» The request: Show every line in the entries below where the word "calde" appears.

[Records]
▬▬▬▬▬▬

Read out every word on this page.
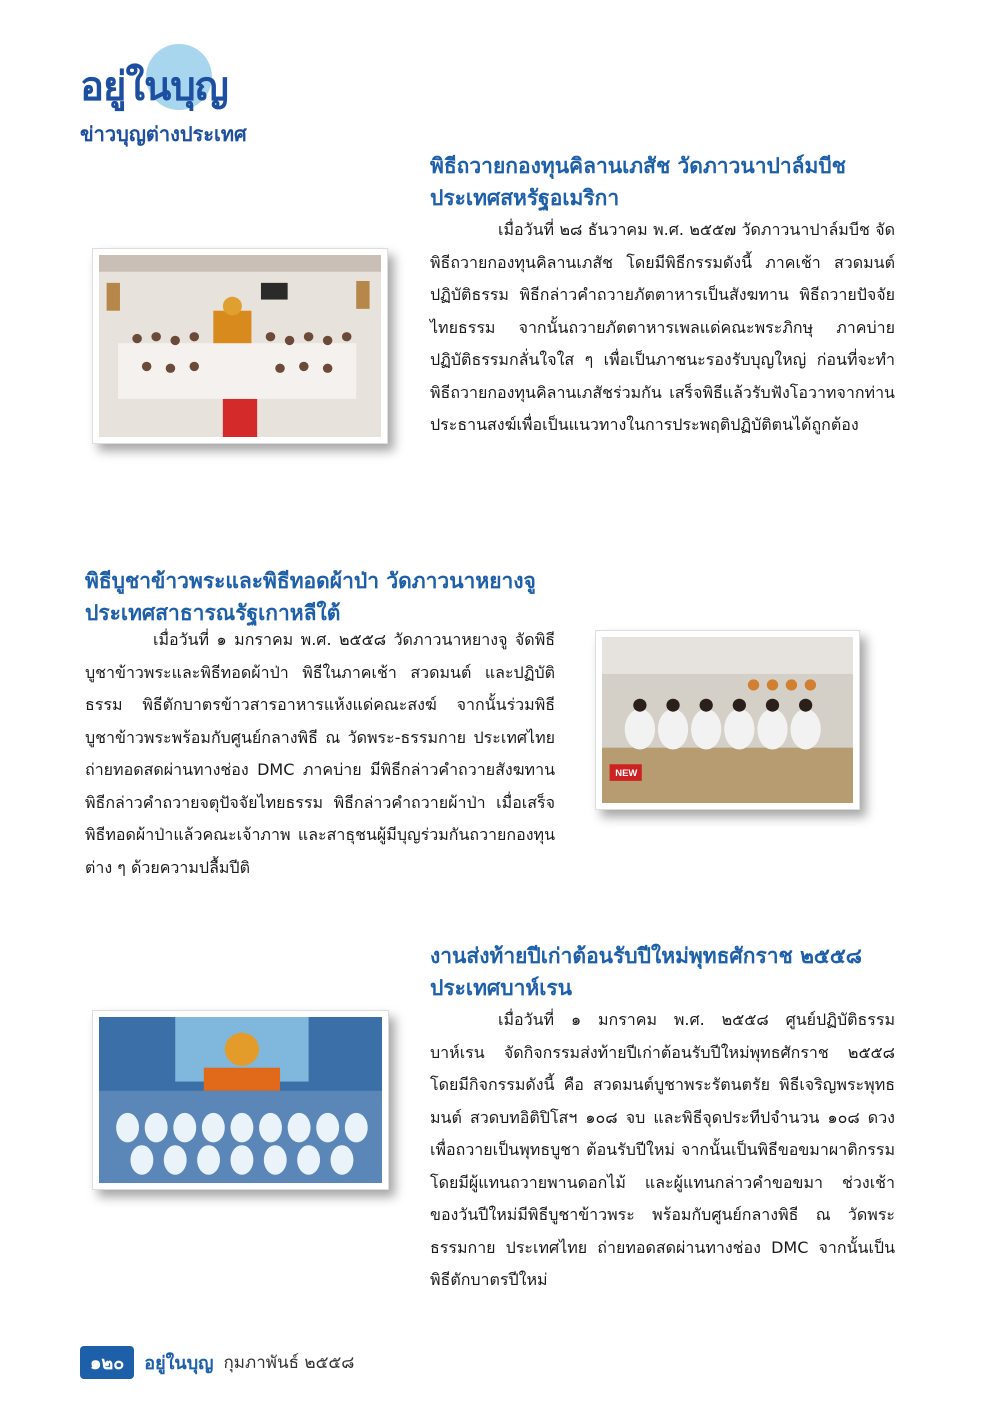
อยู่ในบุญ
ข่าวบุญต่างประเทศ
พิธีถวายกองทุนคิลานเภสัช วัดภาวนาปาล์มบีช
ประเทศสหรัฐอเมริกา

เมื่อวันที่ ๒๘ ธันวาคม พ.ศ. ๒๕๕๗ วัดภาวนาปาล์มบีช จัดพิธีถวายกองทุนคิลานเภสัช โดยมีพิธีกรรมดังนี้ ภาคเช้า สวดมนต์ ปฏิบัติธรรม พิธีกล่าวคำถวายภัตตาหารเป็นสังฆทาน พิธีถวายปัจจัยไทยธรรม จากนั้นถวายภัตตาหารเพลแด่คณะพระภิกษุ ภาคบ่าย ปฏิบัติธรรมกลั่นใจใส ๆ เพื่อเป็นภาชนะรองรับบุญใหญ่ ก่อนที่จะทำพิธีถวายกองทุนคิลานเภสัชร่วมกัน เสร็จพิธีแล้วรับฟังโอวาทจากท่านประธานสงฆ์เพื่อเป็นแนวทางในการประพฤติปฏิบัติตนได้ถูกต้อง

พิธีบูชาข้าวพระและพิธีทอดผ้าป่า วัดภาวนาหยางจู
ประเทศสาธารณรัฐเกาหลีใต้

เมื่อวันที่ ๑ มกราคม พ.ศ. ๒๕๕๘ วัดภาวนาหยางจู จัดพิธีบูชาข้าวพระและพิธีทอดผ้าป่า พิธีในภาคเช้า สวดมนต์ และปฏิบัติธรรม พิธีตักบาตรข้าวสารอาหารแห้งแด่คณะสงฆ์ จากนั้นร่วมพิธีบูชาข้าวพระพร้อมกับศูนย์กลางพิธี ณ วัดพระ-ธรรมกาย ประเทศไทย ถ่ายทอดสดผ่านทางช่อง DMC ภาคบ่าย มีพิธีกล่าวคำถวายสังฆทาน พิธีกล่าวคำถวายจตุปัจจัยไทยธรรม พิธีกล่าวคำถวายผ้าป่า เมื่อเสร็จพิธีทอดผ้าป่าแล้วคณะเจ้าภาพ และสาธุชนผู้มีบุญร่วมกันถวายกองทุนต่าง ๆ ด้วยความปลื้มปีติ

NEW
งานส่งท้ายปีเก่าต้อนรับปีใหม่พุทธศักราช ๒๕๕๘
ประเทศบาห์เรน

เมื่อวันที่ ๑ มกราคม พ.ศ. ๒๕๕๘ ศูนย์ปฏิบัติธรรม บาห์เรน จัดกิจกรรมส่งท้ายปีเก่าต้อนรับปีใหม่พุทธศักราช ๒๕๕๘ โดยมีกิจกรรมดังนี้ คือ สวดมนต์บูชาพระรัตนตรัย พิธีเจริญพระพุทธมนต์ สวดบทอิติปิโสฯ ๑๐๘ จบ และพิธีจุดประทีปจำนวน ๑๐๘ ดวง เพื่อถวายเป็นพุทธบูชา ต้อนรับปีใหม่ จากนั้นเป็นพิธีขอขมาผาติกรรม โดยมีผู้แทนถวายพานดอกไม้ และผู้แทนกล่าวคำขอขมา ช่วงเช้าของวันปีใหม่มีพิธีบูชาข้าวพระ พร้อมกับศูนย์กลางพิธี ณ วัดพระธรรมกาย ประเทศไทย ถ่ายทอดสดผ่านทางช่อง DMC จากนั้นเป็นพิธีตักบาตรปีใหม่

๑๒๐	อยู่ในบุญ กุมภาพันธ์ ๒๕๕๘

▬▬▬▬▬▬

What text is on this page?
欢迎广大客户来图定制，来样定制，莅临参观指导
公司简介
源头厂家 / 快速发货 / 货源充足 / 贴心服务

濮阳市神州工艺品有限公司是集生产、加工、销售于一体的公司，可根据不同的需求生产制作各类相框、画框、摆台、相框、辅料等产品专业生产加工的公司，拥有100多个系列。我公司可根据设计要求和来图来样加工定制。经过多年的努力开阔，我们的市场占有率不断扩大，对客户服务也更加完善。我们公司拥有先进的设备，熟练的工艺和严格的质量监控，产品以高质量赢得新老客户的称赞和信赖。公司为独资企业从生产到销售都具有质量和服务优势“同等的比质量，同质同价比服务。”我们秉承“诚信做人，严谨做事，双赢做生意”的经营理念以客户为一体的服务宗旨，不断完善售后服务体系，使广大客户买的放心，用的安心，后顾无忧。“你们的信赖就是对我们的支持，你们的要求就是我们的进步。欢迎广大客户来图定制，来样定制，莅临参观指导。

▬▬▬▬▬▬

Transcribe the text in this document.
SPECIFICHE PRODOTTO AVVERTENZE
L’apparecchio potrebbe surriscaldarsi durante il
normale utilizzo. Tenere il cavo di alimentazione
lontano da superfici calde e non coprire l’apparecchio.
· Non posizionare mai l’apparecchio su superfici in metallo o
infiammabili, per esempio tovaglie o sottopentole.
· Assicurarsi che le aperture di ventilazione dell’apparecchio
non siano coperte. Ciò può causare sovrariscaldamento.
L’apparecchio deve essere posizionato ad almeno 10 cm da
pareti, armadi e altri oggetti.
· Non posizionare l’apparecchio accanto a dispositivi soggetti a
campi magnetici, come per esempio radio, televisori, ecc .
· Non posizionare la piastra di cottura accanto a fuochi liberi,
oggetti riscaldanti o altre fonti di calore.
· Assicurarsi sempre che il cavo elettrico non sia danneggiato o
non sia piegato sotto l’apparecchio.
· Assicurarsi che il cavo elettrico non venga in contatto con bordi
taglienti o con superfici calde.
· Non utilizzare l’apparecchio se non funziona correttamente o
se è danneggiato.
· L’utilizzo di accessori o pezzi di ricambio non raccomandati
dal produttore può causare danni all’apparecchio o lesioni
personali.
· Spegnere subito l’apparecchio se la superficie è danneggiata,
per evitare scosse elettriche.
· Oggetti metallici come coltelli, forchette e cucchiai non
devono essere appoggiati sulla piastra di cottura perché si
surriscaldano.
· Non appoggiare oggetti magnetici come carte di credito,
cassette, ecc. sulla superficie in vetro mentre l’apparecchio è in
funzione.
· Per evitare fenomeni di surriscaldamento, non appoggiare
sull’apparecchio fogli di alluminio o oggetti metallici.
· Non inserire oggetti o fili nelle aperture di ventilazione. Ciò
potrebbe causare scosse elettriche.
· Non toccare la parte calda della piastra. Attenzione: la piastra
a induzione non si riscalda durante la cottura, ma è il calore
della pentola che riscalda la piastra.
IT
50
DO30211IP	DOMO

▬▬▬▬▬▬

» Task result:
lontano da superfici calde e non coprire l’apparecchio.
taglienti o con superfici calde.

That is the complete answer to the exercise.